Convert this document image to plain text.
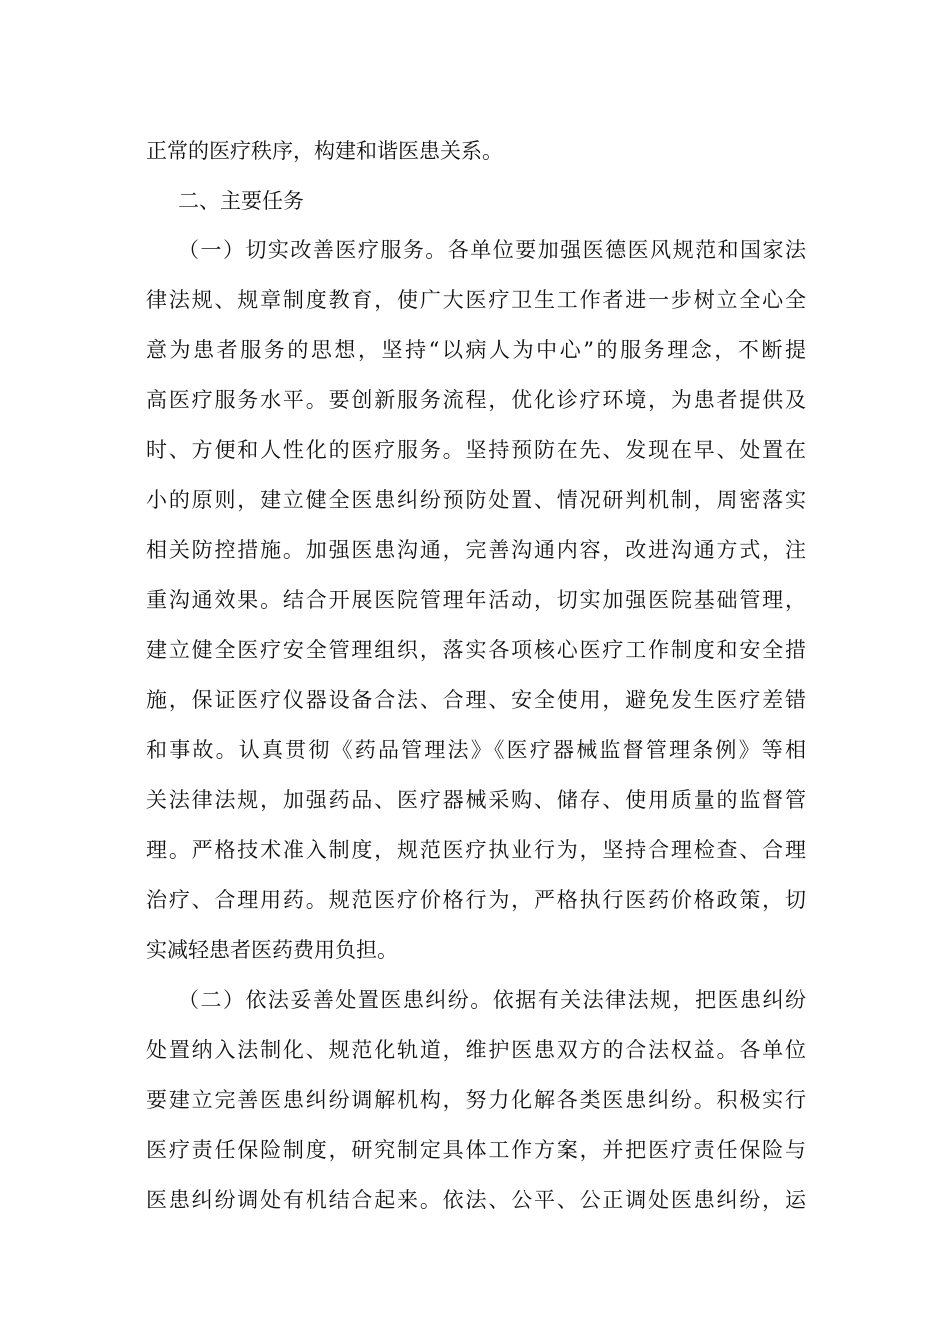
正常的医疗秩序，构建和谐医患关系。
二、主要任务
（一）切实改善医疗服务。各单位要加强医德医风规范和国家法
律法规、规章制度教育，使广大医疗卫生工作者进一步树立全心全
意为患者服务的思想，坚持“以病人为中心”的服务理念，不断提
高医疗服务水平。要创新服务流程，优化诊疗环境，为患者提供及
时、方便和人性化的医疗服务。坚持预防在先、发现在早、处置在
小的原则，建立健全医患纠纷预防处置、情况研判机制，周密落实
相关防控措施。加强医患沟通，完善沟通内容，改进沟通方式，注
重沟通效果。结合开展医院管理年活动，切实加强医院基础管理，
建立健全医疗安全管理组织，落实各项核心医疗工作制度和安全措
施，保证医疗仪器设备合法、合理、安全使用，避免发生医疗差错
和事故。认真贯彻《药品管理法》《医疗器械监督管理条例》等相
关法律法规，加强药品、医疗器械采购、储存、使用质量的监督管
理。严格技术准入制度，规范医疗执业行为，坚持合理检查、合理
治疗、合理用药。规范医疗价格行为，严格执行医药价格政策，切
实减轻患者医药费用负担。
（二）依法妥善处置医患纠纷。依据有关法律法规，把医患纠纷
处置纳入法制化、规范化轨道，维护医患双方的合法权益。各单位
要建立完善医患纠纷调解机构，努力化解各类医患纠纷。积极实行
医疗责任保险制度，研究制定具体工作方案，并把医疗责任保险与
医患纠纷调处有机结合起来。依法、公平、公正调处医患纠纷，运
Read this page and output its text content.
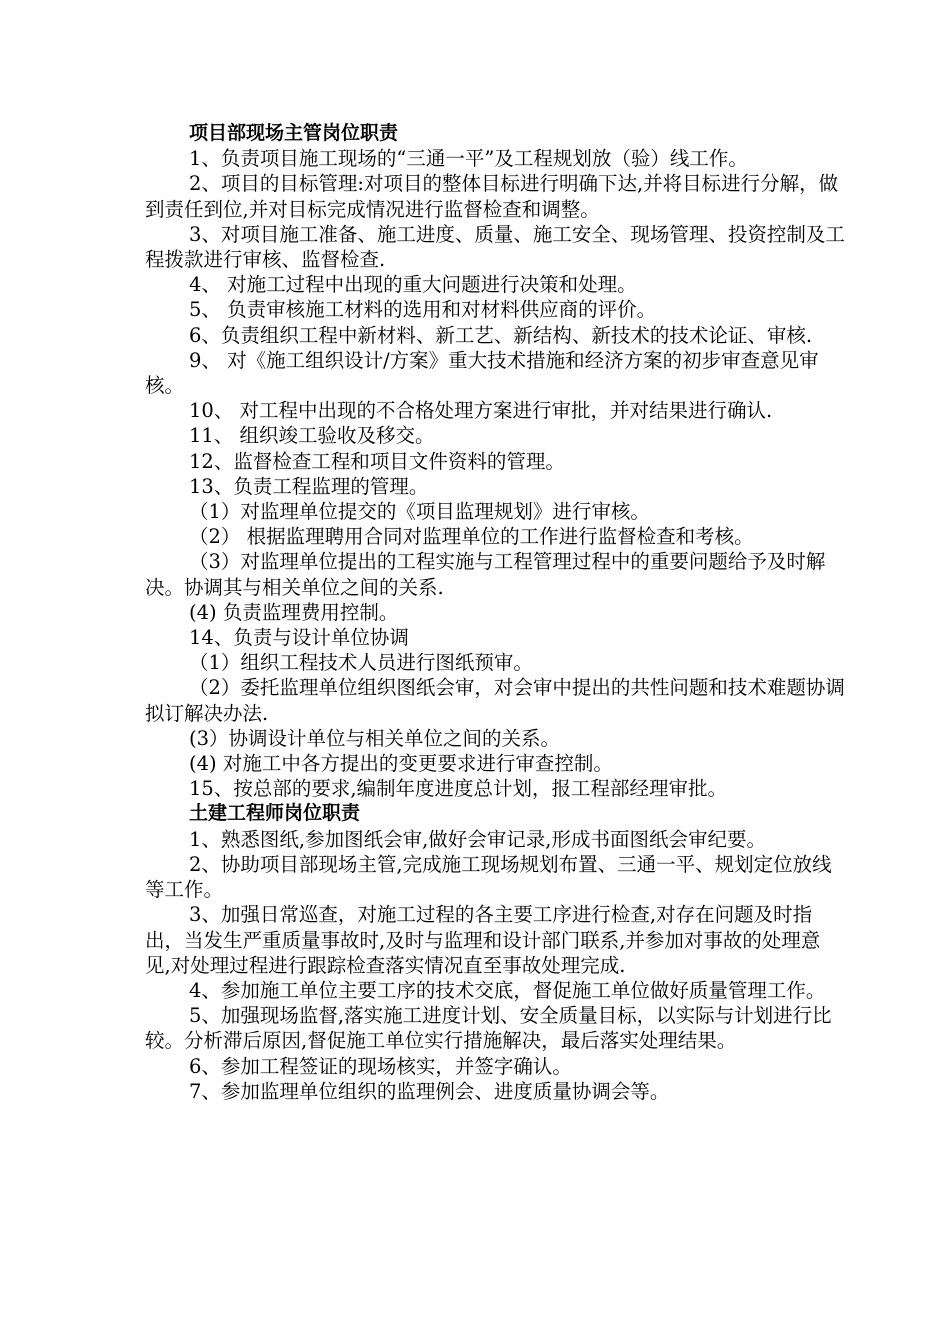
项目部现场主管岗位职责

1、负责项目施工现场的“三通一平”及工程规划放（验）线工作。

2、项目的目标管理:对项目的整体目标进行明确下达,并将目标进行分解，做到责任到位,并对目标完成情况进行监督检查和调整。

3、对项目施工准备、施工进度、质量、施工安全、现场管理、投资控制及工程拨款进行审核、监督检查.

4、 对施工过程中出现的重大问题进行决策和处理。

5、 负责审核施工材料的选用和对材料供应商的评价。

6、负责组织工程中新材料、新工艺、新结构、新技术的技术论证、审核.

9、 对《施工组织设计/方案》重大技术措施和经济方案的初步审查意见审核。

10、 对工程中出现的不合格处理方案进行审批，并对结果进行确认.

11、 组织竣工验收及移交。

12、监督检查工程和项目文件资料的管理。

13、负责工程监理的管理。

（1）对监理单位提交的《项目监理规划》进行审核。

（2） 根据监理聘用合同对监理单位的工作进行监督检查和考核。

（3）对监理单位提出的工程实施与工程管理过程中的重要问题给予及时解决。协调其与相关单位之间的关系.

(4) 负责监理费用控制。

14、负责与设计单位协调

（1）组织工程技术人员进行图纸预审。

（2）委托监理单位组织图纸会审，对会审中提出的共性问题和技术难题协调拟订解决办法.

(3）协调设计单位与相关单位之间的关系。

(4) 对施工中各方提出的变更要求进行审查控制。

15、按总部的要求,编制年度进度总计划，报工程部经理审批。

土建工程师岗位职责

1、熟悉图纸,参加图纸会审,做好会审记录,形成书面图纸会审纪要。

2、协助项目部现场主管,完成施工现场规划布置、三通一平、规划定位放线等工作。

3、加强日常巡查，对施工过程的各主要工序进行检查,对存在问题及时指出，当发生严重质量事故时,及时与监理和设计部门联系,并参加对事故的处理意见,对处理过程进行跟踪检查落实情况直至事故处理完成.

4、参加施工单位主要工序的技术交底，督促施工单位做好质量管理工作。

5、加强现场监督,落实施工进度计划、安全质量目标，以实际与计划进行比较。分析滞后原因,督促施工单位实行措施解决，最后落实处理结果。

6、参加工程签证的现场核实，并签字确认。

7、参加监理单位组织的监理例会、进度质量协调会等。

= = =

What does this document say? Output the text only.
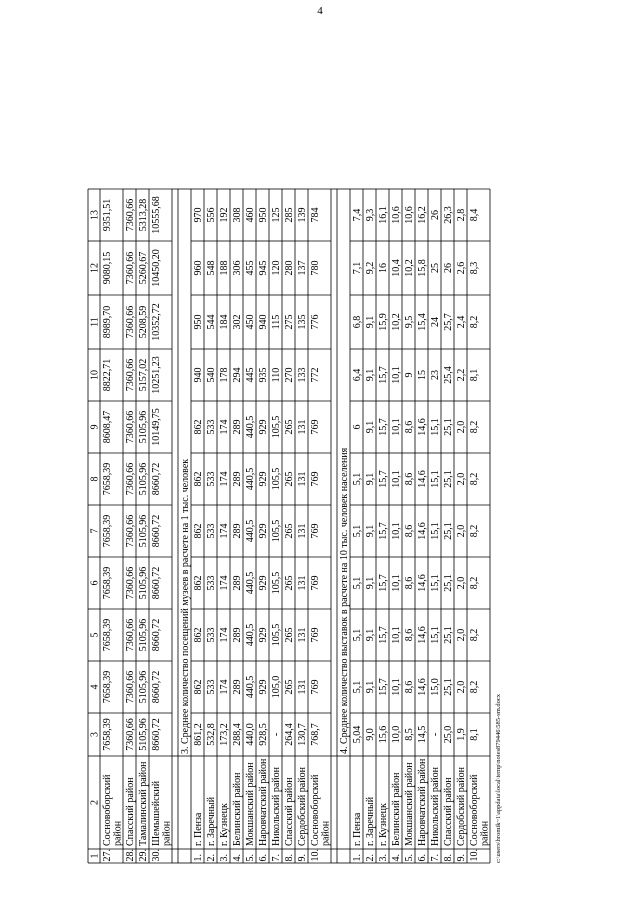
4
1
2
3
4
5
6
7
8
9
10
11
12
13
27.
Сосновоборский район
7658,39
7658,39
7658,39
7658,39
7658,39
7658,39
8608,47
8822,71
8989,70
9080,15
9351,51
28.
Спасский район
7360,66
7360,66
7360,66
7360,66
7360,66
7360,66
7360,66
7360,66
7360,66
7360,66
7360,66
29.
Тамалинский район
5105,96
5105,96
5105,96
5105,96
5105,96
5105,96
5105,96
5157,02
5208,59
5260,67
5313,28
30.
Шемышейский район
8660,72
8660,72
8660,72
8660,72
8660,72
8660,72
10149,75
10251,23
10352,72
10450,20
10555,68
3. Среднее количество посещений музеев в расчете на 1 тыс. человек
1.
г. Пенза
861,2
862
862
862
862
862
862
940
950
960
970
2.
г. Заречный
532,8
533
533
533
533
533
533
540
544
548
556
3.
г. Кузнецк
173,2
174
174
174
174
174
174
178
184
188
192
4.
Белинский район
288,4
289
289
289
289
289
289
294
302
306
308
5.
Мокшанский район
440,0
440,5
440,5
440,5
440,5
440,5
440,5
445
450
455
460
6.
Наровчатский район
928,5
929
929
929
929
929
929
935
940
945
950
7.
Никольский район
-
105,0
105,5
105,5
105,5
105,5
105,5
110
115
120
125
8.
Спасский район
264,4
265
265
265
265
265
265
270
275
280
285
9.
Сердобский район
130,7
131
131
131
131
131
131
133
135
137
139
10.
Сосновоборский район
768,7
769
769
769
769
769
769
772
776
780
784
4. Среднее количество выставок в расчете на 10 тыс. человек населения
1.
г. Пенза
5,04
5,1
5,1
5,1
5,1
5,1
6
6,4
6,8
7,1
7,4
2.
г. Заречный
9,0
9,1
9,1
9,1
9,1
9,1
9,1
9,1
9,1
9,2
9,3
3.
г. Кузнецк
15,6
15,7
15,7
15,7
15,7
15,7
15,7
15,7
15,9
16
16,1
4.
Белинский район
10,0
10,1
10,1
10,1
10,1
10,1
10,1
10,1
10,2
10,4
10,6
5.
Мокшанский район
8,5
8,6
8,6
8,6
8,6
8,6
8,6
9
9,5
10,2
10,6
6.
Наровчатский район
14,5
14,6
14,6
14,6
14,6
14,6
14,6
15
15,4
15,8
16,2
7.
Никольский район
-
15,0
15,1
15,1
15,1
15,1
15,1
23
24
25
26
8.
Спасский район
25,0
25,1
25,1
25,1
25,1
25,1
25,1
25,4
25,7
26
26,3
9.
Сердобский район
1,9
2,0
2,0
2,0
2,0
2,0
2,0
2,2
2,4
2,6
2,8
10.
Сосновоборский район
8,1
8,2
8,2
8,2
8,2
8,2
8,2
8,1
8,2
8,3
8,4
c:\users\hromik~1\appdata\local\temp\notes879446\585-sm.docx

= = =

◆ The exercise ◆
Which lines hold the word "三通一平"? Copy every one of them.

◆ Complete output ◆
1、负责项目施工现场的“三通一平”及工程规划放（验）线工作。
2、协助项目部现场主管,完成施工现场规划布置、三通一平、规划定位放线等工作。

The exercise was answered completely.